◆ YOUR TASK:
Read through the entries below and return each line with the word "Additional".

◆ RECORDS PROVIDED:

+ + +

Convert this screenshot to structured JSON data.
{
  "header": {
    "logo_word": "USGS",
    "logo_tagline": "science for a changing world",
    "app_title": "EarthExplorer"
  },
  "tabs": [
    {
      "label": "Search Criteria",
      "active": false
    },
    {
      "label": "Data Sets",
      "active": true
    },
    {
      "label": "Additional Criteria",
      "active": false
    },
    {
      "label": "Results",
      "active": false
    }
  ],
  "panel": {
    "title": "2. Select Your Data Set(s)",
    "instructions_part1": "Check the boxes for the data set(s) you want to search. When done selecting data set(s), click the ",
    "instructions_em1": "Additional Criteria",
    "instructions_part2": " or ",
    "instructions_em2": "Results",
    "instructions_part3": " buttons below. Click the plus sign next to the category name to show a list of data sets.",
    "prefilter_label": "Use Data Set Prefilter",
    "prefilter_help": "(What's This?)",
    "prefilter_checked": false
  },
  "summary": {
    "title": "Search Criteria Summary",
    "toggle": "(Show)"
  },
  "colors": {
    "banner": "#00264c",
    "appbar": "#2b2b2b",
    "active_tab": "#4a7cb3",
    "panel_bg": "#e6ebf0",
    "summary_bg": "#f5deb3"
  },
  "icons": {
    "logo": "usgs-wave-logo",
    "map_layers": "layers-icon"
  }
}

+ + +

◆ COMPLETE OUTPUT:
      "label": "Additional Criteria",
    "instructions_em1": "Additional Criteria",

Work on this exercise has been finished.